- _YOUR INSTRUCTIONS_
Return every line of the material below unchanged, with nothing added, dropped, or reordered.

** begin **

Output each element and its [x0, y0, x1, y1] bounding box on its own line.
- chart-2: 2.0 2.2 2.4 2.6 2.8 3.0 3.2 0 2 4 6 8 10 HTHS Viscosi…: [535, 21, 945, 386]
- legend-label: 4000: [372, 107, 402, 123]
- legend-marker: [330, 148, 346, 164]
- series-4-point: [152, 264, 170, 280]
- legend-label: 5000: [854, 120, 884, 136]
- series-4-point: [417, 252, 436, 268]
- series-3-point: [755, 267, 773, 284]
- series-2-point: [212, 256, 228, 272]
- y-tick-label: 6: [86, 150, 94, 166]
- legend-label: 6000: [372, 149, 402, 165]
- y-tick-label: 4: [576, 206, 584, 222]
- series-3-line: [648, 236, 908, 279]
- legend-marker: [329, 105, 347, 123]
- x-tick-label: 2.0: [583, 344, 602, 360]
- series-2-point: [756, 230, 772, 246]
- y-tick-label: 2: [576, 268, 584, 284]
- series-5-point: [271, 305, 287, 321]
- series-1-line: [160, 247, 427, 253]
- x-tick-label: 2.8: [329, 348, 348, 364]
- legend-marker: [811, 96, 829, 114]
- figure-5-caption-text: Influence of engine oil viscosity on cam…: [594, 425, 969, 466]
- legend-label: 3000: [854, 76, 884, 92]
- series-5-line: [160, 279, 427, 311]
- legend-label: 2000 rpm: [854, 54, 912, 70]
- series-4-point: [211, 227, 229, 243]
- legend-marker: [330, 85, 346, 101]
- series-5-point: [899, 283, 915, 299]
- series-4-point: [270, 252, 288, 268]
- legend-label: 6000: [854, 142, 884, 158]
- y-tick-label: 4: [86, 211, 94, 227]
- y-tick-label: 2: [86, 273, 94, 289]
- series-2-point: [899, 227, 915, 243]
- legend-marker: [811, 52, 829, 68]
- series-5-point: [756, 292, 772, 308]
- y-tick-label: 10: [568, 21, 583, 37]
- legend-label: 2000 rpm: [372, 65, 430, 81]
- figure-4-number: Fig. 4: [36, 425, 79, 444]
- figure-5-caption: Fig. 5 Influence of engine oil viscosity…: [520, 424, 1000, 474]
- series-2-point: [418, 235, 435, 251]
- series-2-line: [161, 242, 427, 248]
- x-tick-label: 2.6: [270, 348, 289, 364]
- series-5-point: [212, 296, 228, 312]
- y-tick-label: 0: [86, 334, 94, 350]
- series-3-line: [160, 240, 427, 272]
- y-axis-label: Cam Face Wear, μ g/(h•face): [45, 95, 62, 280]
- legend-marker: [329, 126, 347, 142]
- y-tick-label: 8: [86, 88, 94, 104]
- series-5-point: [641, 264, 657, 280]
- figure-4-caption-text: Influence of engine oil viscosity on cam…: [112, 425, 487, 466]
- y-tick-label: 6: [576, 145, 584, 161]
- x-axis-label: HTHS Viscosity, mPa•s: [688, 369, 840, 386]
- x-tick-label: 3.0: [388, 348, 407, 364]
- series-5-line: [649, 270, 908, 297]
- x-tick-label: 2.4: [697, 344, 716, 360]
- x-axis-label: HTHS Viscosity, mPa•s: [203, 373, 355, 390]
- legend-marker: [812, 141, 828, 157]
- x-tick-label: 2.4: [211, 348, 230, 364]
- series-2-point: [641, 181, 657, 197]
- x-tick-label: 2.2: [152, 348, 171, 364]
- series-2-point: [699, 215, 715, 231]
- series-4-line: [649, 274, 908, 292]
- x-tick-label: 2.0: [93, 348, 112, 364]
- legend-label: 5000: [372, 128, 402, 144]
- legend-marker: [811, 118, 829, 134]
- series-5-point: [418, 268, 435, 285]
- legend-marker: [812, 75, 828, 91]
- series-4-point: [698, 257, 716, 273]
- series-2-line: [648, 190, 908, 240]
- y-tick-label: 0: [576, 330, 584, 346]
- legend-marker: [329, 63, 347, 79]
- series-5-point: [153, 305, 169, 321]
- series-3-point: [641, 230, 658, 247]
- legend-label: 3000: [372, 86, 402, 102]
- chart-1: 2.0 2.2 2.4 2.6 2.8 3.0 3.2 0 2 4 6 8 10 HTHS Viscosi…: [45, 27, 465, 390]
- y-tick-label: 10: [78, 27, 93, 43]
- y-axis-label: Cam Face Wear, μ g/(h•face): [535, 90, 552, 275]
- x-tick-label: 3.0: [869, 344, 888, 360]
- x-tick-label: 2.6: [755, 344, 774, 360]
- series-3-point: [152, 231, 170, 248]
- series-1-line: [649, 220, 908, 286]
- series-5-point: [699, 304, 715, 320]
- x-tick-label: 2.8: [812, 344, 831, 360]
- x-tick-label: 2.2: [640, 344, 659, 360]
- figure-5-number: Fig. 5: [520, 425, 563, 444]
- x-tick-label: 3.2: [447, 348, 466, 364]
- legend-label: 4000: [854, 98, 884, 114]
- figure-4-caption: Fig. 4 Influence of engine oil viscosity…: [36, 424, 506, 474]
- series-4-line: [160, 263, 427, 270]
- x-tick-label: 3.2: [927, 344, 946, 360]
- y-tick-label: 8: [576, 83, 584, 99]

** end **

- _EXPECTED ANSWER_
Output each element and its [x0, y0, x1, y1] bounding box on its own line.
- chart-2: 2.0 2.2 2.4 2.6 2.8 3.0 3.2 0 2 4 6 8 10 HTHS Viscosi…: [535, 21, 945, 386]
- legend-label: 4000: [372, 107, 402, 123]
- legend-marker: [330, 148, 346, 164]
- series-4-point: [152, 264, 170, 280]
- legend-label: 5000: [854, 120, 884, 136]
- series-4-point: [417, 252, 436, 268]
- series-3-point: [755, 267, 773, 284]
- series-2-point: [212, 256, 228, 272]
- y-tick-label: 6: [86, 150, 94, 166]
- legend-label: 6000: [372, 149, 402, 165]
- y-tick-label: 4: [576, 206, 584, 222]
- series-3-line: [648, 236, 908, 279]
- legend-marker: [329, 105, 347, 123]
- x-tick-label: 2.0: [583, 344, 602, 360]
- series-2-point: [756, 230, 772, 246]
- y-tick-label: 2: [576, 268, 584, 284]
- series-5-point: [271, 305, 287, 321]
- series-1-line: [160, 247, 427, 253]
- x-tick-label: 2.8: [329, 348, 348, 364]
- legend-marker: [811, 96, 829, 114]
- figure-5-caption-text: Influence of engine oil viscosity on cam…: [594, 425, 969, 466]
- legend-label: 3000: [854, 76, 884, 92]
- series-5-line: [160, 279, 427, 311]
- legend-label: 2000 rpm: [854, 54, 912, 70]
- series-4-point: [211, 227, 229, 243]
- legend-marker: [330, 85, 346, 101]
- series-5-point: [899, 283, 915, 299]
- series-4-point: [270, 252, 288, 268]
- legend-label: 6000: [854, 142, 884, 158]
- y-tick-label: 4: [86, 211, 94, 227]
- y-tick-label: 2: [86, 273, 94, 289]
- series-2-point: [899, 227, 915, 243]
- legend-marker: [811, 52, 829, 68]
- series-5-point: [756, 292, 772, 308]
- y-tick-label: 10: [568, 21, 583, 37]
- legend-label: 2000 rpm: [372, 65, 430, 81]
- figure-4-number: Fig. 4: [36, 425, 79, 444]
- figure-5-caption: Fig. 5 Influence of engine oil viscosity…: [520, 424, 1000, 474]
- series-2-point: [418, 235, 435, 251]
- series-2-line: [161, 242, 427, 248]
- x-tick-label: 2.6: [270, 348, 289, 364]
- series-5-point: [212, 296, 228, 312]
- y-tick-label: 0: [86, 334, 94, 350]
- series-3-line: [160, 240, 427, 272]
- y-axis-label: Cam Face Wear, μ g/(h•face): [45, 95, 62, 280]
- legend-marker: [329, 126, 347, 142]
- y-tick-label: 8: [86, 88, 94, 104]
- series-5-point: [641, 264, 657, 280]
- figure-4-caption-text: Influence of engine oil viscosity on cam…: [112, 425, 487, 466]
- y-tick-label: 6: [576, 145, 584, 161]
- x-axis-label: HTHS Viscosity, mPa•s: [688, 369, 840, 386]
- x-tick-label: 3.0: [388, 348, 407, 364]
- series-5-line: [649, 270, 908, 297]
- x-tick-label: 2.4: [697, 344, 716, 360]
- x-axis-label: HTHS Viscosity, mPa•s: [203, 373, 355, 390]
- legend-marker: [812, 141, 828, 157]
- x-tick-label: 2.4: [211, 348, 230, 364]
- series-2-point: [641, 181, 657, 197]
- x-tick-label: 2.2: [152, 348, 171, 364]
- series-2-point: [699, 215, 715, 231]
- series-4-line: [649, 274, 908, 292]
- x-tick-label: 2.0: [93, 348, 112, 364]
- legend-label: 5000: [372, 128, 402, 144]
- legend-marker: [811, 118, 829, 134]
- series-5-point: [418, 268, 435, 285]
- legend-marker: [812, 75, 828, 91]
- series-4-point: [698, 257, 716, 273]
- series-2-line: [648, 190, 908, 240]
- y-tick-label: 0: [576, 330, 584, 346]
- legend-marker: [329, 63, 347, 79]
- series-5-point: [153, 305, 169, 321]
- series-3-point: [641, 230, 658, 247]
- legend-label: 3000: [372, 86, 402, 102]
- chart-1: 2.0 2.2 2.4 2.6 2.8 3.0 3.2 0 2 4 6 8 10 HTHS Viscosi…: [45, 27, 465, 390]
- y-tick-label: 10: [78, 27, 93, 43]
- y-axis-label: Cam Face Wear, μ g/(h•face): [535, 90, 552, 275]
- x-tick-label: 3.0: [869, 344, 888, 360]
- x-tick-label: 2.6: [755, 344, 774, 360]
- series-3-point: [152, 231, 170, 248]
- series-1-line: [649, 220, 908, 286]
- series-5-point: [699, 304, 715, 320]
- x-tick-label: 2.8: [812, 344, 831, 360]
- x-tick-label: 2.2: [640, 344, 659, 360]
- figure-5-number: Fig. 5: [520, 425, 563, 444]
- x-tick-label: 3.2: [447, 348, 466, 364]
- legend-label: 4000: [854, 98, 884, 114]
- figure-4-caption: Fig. 4 Influence of engine oil viscosity…: [36, 424, 506, 474]
- series-4-line: [160, 263, 427, 270]
- x-tick-label: 3.2: [927, 344, 946, 360]
- y-tick-label: 8: [576, 83, 584, 99]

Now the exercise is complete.